Records from a collection of figures:

--------------------

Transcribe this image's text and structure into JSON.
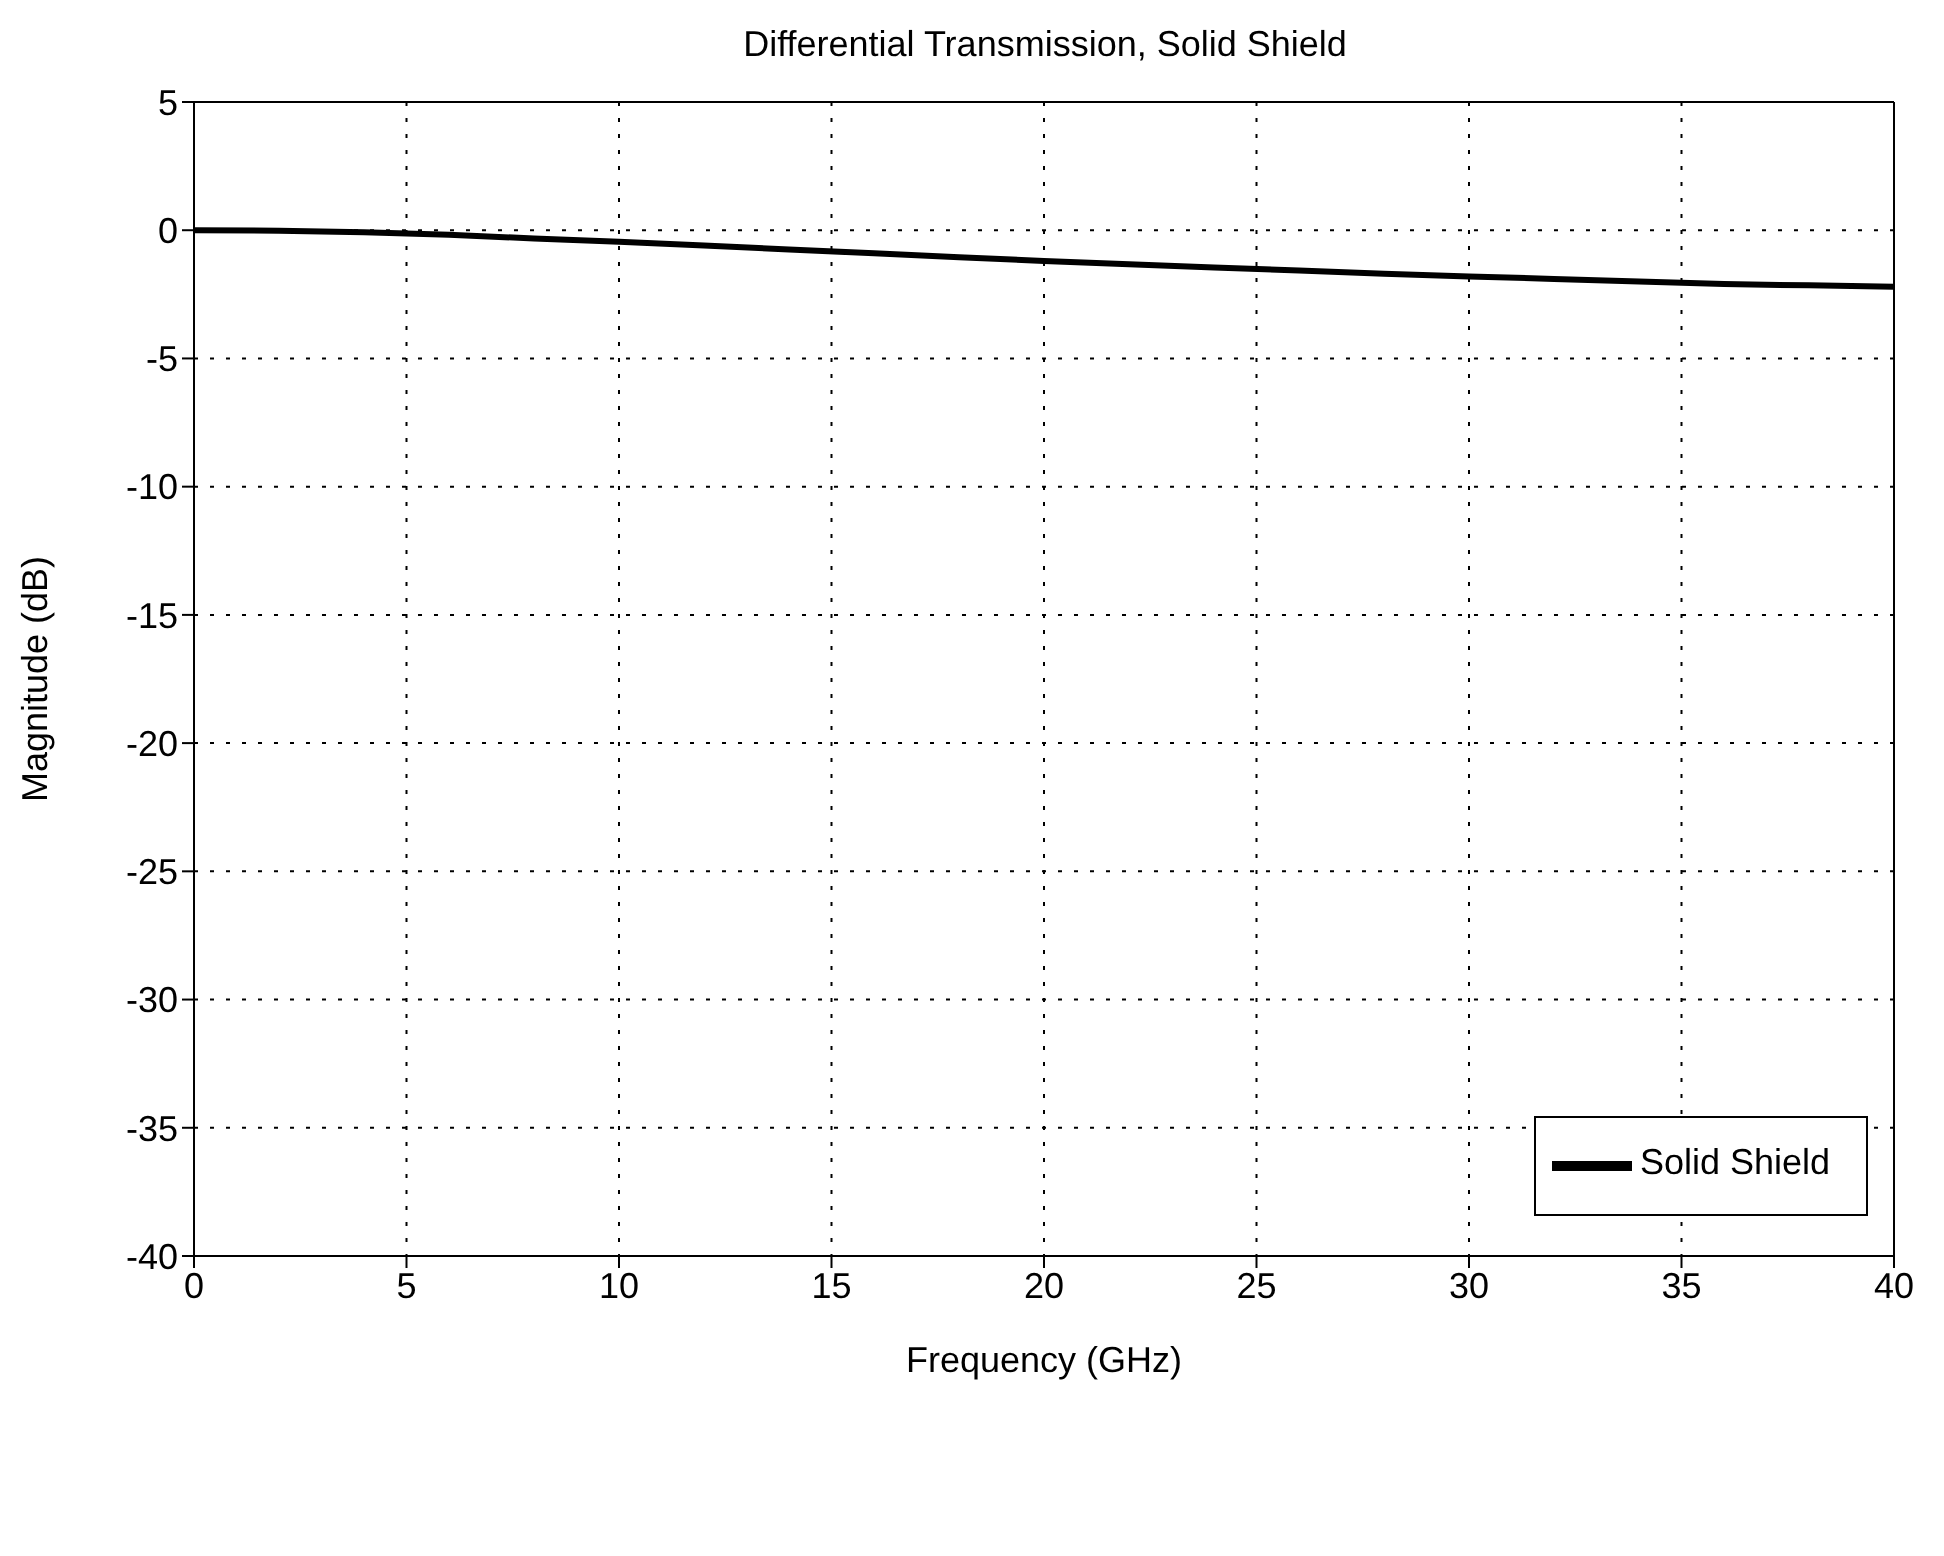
{
  "chart_data": {
    "type": "line",
    "title": "Differential Transmission, Solid Shield",
    "xlabel": "Frequency (GHz)",
    "ylabel": "Magnitude (dB)",
    "x": [
      0,
      2,
      4,
      6,
      8,
      10,
      12,
      14,
      16,
      18,
      20,
      22,
      24,
      26,
      28,
      30,
      32,
      34,
      36,
      38,
      40
    ],
    "series": [
      {
        "name": "Solid Shield",
        "color": "#000000",
        "values": [
          0,
          -0.02,
          -0.08,
          -0.18,
          -0.32,
          -0.45,
          -0.6,
          -0.75,
          -0.9,
          -1.05,
          -1.2,
          -1.33,
          -1.45,
          -1.57,
          -1.7,
          -1.8,
          -1.9,
          -2.0,
          -2.1,
          -2.15,
          -2.2
        ]
      }
    ],
    "xlim": [
      0,
      40
    ],
    "xticks": [
      0,
      5,
      10,
      15,
      20,
      25,
      30,
      35,
      40
    ],
    "ylim": [
      -40,
      5
    ],
    "yticks": [
      -40,
      -35,
      -30,
      -25,
      -20,
      -15,
      -10,
      -5,
      0,
      5
    ],
    "grid": true,
    "legend": "bottom right",
    "marker": "none",
    "line_style": "solid"
  }
}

--------------------

YOUR OBJECTIVE: Pictures are to be left out; the records above must be repeated word for word.

FULL ANSWER:
Transcribe this image's text and structure into JSON.
{
  "chart_data": {
    "type": "line",
    "title": "Differential Transmission, Solid Shield",
    "xlabel": "Frequency (GHz)",
    "ylabel": "Magnitude (dB)",
    "x": [
      0,
      2,
      4,
      6,
      8,
      10,
      12,
      14,
      16,
      18,
      20,
      22,
      24,
      26,
      28,
      30,
      32,
      34,
      36,
      38,
      40
    ],
    "series": [
      {
        "name": "Solid Shield",
        "color": "#000000",
        "values": [
          0,
          -0.02,
          -0.08,
          -0.18,
          -0.32,
          -0.45,
          -0.6,
          -0.75,
          -0.9,
          -1.05,
          -1.2,
          -1.33,
          -1.45,
          -1.57,
          -1.7,
          -1.8,
          -1.9,
          -2.0,
          -2.1,
          -2.15,
          -2.2
        ]
      }
    ],
    "xlim": [
      0,
      40
    ],
    "xticks": [
      0,
      5,
      10,
      15,
      20,
      25,
      30,
      35,
      40
    ],
    "ylim": [
      -40,
      5
    ],
    "yticks": [
      -40,
      -35,
      -30,
      -25,
      -20,
      -15,
      -10,
      -5,
      0,
      5
    ],
    "grid": true,
    "legend": "bottom right",
    "marker": "none",
    "line_style": "solid"
  }
}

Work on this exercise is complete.